:: Your goal ::
Report how many lines hold the word "Energia"; give nothing but the number.

:: Information shown ::
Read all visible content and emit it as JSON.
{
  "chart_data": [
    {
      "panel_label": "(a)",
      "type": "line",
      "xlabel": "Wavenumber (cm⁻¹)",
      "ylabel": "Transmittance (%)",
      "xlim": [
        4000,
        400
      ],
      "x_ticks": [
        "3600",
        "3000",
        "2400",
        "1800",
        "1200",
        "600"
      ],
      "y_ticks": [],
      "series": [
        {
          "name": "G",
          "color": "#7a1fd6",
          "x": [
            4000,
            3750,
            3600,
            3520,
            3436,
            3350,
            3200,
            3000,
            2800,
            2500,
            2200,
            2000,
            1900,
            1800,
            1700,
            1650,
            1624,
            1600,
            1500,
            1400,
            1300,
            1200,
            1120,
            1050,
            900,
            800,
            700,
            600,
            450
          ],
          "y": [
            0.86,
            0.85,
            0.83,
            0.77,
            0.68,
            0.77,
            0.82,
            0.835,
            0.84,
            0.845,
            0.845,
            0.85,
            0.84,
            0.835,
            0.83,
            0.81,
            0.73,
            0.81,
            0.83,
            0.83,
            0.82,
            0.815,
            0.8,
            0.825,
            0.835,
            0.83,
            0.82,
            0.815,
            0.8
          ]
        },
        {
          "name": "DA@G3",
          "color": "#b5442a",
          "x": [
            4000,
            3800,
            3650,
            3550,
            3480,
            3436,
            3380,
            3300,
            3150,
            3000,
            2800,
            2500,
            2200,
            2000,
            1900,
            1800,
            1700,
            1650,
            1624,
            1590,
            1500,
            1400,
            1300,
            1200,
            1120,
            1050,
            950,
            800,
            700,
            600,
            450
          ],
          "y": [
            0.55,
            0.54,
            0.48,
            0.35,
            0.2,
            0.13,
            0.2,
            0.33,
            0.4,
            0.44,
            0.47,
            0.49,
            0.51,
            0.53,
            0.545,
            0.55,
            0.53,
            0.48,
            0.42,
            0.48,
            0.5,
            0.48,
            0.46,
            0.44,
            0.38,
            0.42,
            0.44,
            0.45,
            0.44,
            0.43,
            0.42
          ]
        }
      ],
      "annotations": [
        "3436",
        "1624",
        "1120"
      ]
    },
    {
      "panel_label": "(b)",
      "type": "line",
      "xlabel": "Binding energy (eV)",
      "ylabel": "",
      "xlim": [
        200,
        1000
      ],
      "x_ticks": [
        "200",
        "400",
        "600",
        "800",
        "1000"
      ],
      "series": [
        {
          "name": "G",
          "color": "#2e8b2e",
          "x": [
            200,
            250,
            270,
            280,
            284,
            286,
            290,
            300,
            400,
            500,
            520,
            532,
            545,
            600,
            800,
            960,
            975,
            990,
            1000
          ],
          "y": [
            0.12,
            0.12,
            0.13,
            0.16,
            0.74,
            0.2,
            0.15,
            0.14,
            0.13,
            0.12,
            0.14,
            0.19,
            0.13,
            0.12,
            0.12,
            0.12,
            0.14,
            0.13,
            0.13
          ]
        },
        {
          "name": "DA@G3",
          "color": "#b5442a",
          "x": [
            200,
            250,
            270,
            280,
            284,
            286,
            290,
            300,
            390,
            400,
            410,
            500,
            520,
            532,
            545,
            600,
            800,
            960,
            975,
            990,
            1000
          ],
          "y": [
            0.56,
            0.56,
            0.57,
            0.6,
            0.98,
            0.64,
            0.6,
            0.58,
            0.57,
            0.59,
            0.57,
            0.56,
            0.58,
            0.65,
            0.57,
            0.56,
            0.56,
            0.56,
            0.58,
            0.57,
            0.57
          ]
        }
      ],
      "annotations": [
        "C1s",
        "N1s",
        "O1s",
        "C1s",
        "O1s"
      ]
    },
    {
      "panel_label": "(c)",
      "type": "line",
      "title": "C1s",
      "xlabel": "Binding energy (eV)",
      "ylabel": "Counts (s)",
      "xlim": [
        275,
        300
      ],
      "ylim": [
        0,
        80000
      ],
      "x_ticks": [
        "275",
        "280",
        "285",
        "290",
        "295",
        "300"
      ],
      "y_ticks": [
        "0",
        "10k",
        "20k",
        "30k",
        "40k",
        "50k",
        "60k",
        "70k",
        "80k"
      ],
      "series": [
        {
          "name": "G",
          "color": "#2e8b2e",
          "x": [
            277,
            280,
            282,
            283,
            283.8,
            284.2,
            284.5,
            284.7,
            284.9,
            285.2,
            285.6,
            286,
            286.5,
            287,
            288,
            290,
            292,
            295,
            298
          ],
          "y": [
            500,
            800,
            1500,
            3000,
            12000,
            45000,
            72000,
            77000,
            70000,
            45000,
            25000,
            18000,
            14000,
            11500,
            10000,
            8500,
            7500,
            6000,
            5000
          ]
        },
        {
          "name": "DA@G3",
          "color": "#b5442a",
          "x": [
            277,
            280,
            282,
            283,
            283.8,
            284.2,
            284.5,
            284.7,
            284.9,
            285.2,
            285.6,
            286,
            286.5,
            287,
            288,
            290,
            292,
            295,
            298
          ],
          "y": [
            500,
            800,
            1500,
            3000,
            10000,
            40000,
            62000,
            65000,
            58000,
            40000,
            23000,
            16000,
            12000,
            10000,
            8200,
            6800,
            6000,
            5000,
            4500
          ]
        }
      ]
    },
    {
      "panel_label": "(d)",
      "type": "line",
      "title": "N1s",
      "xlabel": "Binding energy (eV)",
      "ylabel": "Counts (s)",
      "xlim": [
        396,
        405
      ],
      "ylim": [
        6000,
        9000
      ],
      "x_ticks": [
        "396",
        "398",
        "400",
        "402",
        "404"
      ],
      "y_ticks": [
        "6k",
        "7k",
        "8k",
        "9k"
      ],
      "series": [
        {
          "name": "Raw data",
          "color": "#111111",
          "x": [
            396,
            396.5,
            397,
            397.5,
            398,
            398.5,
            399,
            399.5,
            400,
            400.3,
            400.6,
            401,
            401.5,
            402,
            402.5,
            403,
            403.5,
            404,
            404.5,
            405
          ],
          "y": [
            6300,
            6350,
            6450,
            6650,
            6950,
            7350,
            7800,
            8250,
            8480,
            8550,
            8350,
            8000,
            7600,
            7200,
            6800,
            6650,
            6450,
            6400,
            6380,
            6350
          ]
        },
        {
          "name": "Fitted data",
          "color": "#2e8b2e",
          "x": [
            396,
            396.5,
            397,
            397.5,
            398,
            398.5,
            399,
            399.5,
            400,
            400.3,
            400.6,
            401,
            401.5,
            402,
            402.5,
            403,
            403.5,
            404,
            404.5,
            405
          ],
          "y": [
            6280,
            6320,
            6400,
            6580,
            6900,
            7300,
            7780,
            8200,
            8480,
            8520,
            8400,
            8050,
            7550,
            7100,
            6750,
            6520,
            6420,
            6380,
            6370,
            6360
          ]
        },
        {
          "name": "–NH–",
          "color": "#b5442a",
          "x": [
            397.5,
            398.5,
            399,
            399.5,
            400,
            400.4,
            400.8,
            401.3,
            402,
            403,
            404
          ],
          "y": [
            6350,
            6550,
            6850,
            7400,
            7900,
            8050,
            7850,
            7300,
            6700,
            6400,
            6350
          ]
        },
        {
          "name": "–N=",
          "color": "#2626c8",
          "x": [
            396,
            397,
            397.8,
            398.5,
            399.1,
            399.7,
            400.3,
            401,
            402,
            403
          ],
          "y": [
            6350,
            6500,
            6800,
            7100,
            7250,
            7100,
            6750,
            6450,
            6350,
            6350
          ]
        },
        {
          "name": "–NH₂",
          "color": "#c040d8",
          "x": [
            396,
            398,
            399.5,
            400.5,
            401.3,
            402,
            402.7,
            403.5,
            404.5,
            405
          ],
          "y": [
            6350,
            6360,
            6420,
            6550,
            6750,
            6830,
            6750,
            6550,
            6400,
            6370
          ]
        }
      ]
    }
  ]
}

==

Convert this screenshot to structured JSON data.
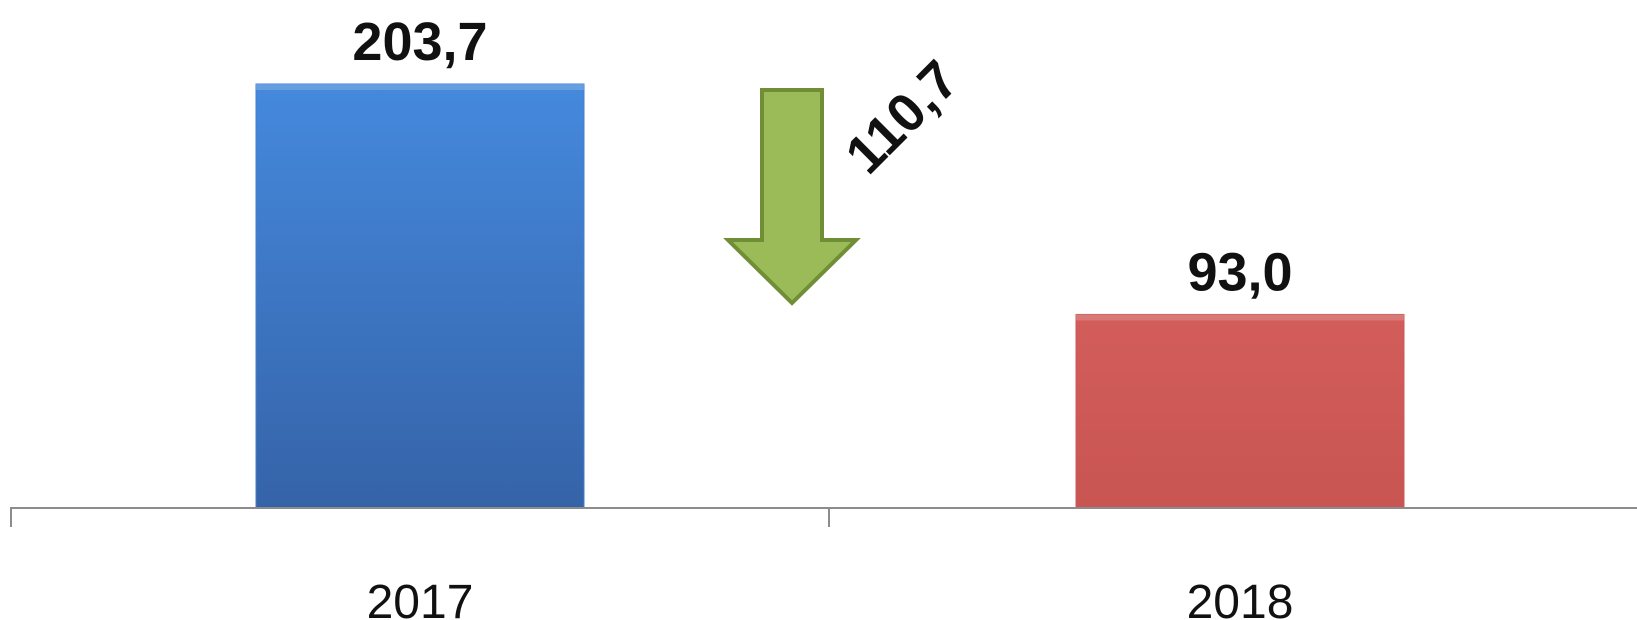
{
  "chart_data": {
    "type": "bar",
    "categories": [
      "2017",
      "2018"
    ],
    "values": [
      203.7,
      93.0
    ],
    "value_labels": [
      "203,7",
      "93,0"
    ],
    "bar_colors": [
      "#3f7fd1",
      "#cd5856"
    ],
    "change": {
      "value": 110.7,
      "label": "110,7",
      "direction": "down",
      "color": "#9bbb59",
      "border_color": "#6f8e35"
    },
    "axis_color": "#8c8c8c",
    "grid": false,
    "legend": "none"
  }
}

--

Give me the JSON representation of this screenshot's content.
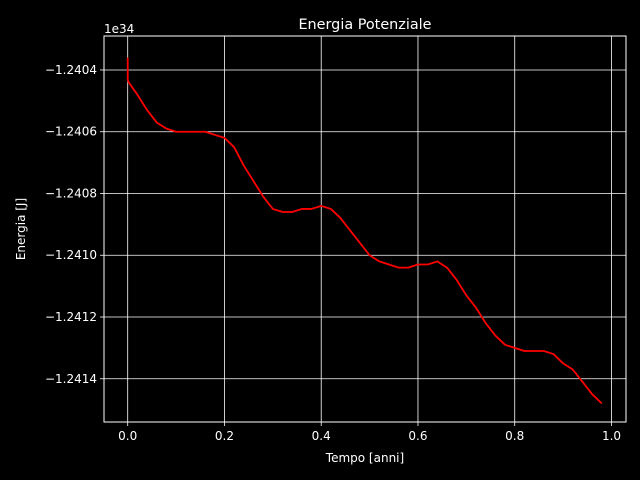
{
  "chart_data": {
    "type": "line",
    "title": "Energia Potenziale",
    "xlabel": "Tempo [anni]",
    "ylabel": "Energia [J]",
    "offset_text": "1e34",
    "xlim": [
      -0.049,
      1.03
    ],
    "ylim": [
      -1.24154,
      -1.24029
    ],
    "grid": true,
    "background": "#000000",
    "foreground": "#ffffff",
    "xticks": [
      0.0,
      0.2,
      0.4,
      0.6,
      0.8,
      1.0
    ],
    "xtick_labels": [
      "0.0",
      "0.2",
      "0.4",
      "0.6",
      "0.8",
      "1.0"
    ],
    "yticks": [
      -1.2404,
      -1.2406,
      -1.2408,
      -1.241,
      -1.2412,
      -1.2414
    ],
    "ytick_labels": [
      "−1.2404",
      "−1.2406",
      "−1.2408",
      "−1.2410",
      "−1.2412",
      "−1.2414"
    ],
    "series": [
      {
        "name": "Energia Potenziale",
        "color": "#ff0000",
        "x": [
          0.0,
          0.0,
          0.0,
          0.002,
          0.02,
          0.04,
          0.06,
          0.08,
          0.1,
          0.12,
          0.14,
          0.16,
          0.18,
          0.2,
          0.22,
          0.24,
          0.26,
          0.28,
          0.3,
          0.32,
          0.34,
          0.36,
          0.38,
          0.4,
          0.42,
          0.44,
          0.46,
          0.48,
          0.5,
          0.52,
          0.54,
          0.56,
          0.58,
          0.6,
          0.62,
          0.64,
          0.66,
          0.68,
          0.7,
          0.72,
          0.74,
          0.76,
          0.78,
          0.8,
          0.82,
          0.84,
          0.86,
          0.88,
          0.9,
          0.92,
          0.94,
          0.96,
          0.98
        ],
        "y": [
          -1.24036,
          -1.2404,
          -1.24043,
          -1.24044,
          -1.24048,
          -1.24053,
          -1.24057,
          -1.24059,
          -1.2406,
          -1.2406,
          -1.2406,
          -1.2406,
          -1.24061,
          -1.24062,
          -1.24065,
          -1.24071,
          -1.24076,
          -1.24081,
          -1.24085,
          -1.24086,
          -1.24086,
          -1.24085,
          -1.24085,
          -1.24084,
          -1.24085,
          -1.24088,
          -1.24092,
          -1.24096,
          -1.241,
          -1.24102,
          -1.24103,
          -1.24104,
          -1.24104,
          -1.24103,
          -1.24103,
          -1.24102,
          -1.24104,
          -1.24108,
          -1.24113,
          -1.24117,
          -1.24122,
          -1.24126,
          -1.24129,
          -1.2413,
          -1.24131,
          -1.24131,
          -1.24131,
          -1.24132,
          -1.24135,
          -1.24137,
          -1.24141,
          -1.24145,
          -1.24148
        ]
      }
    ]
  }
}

:: Response below ::
3